Will you give the material below again, every line exactly as it is?

━━━━━━━━━━━━━━━━━━━━

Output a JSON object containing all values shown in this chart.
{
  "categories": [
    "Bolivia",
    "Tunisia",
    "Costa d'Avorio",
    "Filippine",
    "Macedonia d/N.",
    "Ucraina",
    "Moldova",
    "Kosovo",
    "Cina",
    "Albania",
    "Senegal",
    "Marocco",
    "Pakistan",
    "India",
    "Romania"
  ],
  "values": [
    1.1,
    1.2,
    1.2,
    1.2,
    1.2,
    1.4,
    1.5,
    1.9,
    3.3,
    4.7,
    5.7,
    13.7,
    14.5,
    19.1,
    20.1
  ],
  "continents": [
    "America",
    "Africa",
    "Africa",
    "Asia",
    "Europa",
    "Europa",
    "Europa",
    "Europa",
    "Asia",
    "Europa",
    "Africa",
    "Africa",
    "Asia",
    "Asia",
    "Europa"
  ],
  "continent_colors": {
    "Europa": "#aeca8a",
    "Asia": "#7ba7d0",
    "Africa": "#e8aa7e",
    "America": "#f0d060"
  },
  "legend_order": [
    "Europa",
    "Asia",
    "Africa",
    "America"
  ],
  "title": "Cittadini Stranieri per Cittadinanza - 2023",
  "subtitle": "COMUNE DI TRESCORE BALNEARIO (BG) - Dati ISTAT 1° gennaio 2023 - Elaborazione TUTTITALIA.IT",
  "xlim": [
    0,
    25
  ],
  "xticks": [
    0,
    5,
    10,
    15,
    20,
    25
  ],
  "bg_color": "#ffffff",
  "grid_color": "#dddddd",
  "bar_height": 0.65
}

━━━━━━━━━━━━━━━━━━━━

Result of the exercise |
Output a JSON object containing all values shown in this chart.
{
  "categories": [
    "Bolivia",
    "Tunisia",
    "Costa d'Avorio",
    "Filippine",
    "Macedonia d/N.",
    "Ucraina",
    "Moldova",
    "Kosovo",
    "Cina",
    "Albania",
    "Senegal",
    "Marocco",
    "Pakistan",
    "India",
    "Romania"
  ],
  "values": [
    1.1,
    1.2,
    1.2,
    1.2,
    1.2,
    1.4,
    1.5,
    1.9,
    3.3,
    4.7,
    5.7,
    13.7,
    14.5,
    19.1,
    20.1
  ],
  "continents": [
    "America",
    "Africa",
    "Africa",
    "Asia",
    "Europa",
    "Europa",
    "Europa",
    "Europa",
    "Asia",
    "Europa",
    "Africa",
    "Africa",
    "Asia",
    "Asia",
    "Europa"
  ],
  "continent_colors": {
    "Europa": "#aeca8a",
    "Asia": "#7ba7d0",
    "Africa": "#e8aa7e",
    "America": "#f0d060"
  },
  "legend_order": [
    "Europa",
    "Asia",
    "Africa",
    "America"
  ],
  "title": "Cittadini Stranieri per Cittadinanza - 2023",
  "subtitle": "COMUNE DI TRESCORE BALNEARIO (BG) - Dati ISTAT 1° gennaio 2023 - Elaborazione TUTTITALIA.IT",
  "xlim": [
    0,
    25
  ],
  "xticks": [
    0,
    5,
    10,
    15,
    20,
    25
  ],
  "bg_color": "#ffffff",
  "grid_color": "#dddddd",
  "bar_height": 0.65
}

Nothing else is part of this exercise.